*What is being asked*. Exclude all pictures, then copy each of the records exactly as written.

[Saved entries]
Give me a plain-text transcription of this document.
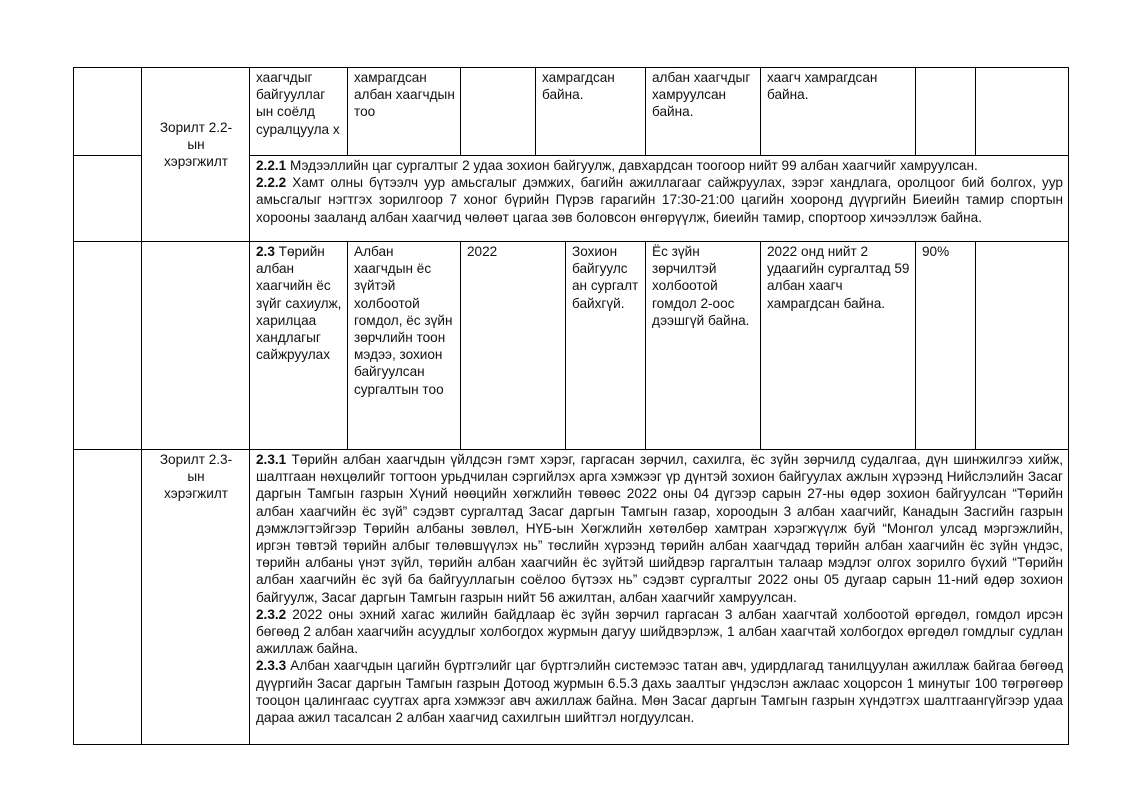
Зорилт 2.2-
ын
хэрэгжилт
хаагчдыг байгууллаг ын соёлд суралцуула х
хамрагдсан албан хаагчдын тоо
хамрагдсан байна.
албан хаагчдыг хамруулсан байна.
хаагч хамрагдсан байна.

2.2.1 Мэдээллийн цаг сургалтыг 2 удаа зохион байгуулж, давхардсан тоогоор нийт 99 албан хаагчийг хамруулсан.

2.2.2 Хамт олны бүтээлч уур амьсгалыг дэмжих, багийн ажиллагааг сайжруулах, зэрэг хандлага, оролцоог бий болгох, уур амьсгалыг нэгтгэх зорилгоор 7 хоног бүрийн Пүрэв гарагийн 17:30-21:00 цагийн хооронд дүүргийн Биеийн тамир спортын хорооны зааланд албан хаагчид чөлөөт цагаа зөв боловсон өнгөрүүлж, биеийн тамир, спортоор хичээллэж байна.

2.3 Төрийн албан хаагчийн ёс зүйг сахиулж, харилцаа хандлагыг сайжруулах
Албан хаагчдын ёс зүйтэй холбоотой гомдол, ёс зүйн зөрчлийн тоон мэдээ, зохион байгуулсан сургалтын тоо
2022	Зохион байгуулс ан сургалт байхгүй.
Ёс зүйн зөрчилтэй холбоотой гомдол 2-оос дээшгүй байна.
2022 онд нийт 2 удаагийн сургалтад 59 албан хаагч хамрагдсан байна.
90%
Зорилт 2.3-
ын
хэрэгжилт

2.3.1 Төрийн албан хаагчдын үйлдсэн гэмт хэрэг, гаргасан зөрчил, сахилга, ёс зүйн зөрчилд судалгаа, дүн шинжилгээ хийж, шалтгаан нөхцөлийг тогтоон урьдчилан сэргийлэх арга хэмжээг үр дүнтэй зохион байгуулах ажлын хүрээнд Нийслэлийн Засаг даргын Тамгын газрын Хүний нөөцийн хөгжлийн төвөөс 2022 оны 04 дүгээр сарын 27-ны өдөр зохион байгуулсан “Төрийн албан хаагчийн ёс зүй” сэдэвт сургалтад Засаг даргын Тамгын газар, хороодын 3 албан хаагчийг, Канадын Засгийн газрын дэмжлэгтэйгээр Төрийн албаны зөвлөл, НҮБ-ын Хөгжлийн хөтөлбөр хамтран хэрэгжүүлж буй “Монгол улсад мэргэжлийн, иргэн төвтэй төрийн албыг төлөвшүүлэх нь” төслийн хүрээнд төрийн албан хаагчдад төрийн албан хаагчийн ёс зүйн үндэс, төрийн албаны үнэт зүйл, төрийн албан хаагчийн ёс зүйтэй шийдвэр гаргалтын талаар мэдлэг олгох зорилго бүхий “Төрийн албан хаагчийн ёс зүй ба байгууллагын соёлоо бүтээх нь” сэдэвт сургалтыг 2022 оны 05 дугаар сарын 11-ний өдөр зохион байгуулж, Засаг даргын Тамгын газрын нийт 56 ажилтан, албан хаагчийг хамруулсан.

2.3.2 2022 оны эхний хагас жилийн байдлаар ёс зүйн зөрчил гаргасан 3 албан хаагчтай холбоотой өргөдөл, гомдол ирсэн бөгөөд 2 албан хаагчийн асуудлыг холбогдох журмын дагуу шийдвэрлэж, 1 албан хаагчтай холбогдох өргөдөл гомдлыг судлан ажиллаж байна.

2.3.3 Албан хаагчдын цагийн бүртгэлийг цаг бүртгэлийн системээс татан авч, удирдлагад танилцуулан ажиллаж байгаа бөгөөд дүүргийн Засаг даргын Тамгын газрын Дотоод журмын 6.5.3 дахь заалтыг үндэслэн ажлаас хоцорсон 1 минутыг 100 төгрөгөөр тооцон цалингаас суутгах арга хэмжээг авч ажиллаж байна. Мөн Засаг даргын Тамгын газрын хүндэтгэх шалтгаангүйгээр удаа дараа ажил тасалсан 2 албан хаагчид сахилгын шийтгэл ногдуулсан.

*Problem solution*.
Give me a plain-text transcription of this document.
Зорилт 2.2-
ын
хэрэгжилт
хаагчдыг байгууллаг ын соёлд суралцуула х
хамрагдсан албан хаагчдын тоо
хамрагдсан байна.
албан хаагчдыг хамруулсан байна.
хаагч хамрагдсан байна.

2.2.1 Мэдээллийн цаг сургалтыг 2 удаа зохион байгуулж, давхардсан тоогоор нийт 99 албан хаагчийг хамруулсан.

2.2.2 Хамт олны бүтээлч уур амьсгалыг дэмжих, багийн ажиллагааг сайжруулах, зэрэг хандлага, оролцоог бий болгох, уур амьсгалыг нэгтгэх зорилгоор 7 хоног бүрийн Пүрэв гарагийн 17:30-21:00 цагийн хооронд дүүргийн Биеийн тамир спортын хорооны зааланд албан хаагчид чөлөөт цагаа зөв боловсон өнгөрүүлж, биеийн тамир, спортоор хичээллэж байна.

2.3 Төрийн албан хаагчийн ёс зүйг сахиулж, харилцаа хандлагыг сайжруулах
Албан хаагчдын ёс зүйтэй холбоотой гомдол, ёс зүйн зөрчлийн тоон мэдээ, зохион байгуулсан сургалтын тоо
2022	Зохион байгуулс ан сургалт байхгүй.
Ёс зүйн зөрчилтэй холбоотой гомдол 2-оос дээшгүй байна.
2022 онд нийт 2 удаагийн сургалтад 59 албан хаагч хамрагдсан байна.
90%
Зорилт 2.3-
ын
хэрэгжилт

2.3.1 Төрийн албан хаагчдын үйлдсэн гэмт хэрэг, гаргасан зөрчил, сахилга, ёс зүйн зөрчилд судалгаа, дүн шинжилгээ хийж, шалтгаан нөхцөлийг тогтоон урьдчилан сэргийлэх арга хэмжээг үр дүнтэй зохион байгуулах ажлын хүрээнд Нийслэлийн Засаг даргын Тамгын газрын Хүний нөөцийн хөгжлийн төвөөс 2022 оны 04 дүгээр сарын 27-ны өдөр зохион байгуулсан “Төрийн албан хаагчийн ёс зүй” сэдэвт сургалтад Засаг даргын Тамгын газар, хороодын 3 албан хаагчийг, Канадын Засгийн газрын дэмжлэгтэйгээр Төрийн албаны зөвлөл, НҮБ-ын Хөгжлийн хөтөлбөр хамтран хэрэгжүүлж буй “Монгол улсад мэргэжлийн, иргэн төвтэй төрийн албыг төлөвшүүлэх нь” төслийн хүрээнд төрийн албан хаагчдад төрийн албан хаагчийн ёс зүйн үндэс, төрийн албаны үнэт зүйл, төрийн албан хаагчийн ёс зүйтэй шийдвэр гаргалтын талаар мэдлэг олгох зорилго бүхий “Төрийн албан хаагчийн ёс зүй ба байгууллагын соёлоо бүтээх нь” сэдэвт сургалтыг 2022 оны 05 дугаар сарын 11-ний өдөр зохион байгуулж, Засаг даргын Тамгын газрын нийт 56 ажилтан, албан хаагчийг хамруулсан.

2.3.2 2022 оны эхний хагас жилийн байдлаар ёс зүйн зөрчил гаргасан 3 албан хаагчтай холбоотой өргөдөл, гомдол ирсэн бөгөөд 2 албан хаагчийн асуудлыг холбогдох журмын дагуу шийдвэрлэж, 1 албан хаагчтай холбогдох өргөдөл гомдлыг судлан ажиллаж байна.

2.3.3 Албан хаагчдын цагийн бүртгэлийг цаг бүртгэлийн системээс татан авч, удирдлагад танилцуулан ажиллаж байгаа бөгөөд дүүргийн Засаг даргын Тамгын газрын Дотоод журмын 6.5.3 дахь заалтыг үндэслэн ажлаас хоцорсон 1 минутыг 100 төгрөгөөр тооцон цалингаас суутгах арга хэмжээг авч ажиллаж байна. Мөн Засаг даргын Тамгын газрын хүндэтгэх шалтгаангүйгээр удаа дараа ажил тасалсан 2 албан хаагчид сахилгын шийтгэл ногдуулсан.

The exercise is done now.